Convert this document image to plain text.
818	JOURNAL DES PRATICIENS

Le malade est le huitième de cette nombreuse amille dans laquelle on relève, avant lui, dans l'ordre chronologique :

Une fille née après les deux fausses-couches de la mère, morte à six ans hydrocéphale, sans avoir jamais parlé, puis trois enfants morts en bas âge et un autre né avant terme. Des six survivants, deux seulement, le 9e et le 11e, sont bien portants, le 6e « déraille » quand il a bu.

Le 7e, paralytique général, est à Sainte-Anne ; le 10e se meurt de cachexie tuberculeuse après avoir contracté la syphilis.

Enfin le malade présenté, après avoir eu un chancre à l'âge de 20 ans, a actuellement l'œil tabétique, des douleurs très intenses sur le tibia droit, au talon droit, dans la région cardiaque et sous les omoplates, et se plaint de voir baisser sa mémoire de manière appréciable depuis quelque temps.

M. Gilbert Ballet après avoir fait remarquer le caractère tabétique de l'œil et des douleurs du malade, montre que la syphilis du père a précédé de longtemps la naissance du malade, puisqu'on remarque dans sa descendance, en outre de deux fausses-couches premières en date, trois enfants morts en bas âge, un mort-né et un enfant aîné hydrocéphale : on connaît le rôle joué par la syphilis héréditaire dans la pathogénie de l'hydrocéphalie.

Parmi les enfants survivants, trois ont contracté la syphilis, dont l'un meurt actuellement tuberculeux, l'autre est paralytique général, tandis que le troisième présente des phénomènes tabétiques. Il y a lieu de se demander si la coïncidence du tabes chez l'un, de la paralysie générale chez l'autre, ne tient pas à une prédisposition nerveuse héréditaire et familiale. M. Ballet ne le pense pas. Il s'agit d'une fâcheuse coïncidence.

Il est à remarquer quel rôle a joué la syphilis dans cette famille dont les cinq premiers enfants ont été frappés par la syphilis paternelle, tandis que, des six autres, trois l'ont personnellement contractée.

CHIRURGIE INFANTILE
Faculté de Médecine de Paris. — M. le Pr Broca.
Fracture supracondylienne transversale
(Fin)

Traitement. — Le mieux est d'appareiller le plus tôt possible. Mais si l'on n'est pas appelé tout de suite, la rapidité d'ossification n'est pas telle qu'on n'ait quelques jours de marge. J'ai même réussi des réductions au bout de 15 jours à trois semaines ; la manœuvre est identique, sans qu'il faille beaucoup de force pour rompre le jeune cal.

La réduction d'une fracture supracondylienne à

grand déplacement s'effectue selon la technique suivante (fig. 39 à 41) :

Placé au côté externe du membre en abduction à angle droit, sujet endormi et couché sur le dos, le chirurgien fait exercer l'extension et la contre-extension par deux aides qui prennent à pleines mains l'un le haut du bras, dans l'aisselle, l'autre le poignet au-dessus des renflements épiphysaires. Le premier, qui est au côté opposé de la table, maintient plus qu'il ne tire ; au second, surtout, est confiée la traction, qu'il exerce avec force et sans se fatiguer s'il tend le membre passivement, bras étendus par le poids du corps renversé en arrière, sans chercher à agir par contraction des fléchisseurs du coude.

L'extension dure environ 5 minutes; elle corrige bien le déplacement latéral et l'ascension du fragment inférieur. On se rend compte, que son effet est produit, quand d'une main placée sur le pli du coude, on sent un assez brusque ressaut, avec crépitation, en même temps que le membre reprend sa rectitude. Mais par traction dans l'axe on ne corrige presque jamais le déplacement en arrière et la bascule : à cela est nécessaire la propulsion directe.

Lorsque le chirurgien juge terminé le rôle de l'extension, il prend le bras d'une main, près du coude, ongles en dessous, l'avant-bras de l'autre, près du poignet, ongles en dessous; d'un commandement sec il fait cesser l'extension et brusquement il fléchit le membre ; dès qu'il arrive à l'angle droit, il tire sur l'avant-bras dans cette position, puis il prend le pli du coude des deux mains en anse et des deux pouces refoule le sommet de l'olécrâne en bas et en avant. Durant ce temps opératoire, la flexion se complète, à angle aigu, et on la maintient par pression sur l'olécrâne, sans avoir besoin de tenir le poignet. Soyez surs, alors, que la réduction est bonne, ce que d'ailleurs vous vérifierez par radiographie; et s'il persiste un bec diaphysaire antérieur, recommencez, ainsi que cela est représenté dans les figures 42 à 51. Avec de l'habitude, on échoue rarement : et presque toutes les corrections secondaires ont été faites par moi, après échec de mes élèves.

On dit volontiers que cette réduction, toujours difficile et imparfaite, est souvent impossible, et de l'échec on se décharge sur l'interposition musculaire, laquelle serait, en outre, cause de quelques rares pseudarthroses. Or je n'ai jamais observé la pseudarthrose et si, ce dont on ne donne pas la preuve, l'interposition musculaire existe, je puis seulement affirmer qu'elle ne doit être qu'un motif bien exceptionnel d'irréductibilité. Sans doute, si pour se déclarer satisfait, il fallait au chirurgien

== Directions for this task ==
Look through the data above. Each line containing the word "déplacement" needs to be copied.

== Result ==
grand déplacement s'effectue selon la technique suivante (fig. 39 à 41) :
L'extension dure environ 5 minutes; elle corrige bien le déplacement latéral et l'ascension du fragment inférieur. On se rend compte, que son effet est produit, quand d'une main placée sur le pli du coude, on sent un assez brusque ressaut, avec crépitation, en même temps que le membre reprend sa rectitude. Mais par traction dans l'axe on ne corrige presque jamais le déplacement en arrière et la bascule : à cela est nécessaire la propulsion directe.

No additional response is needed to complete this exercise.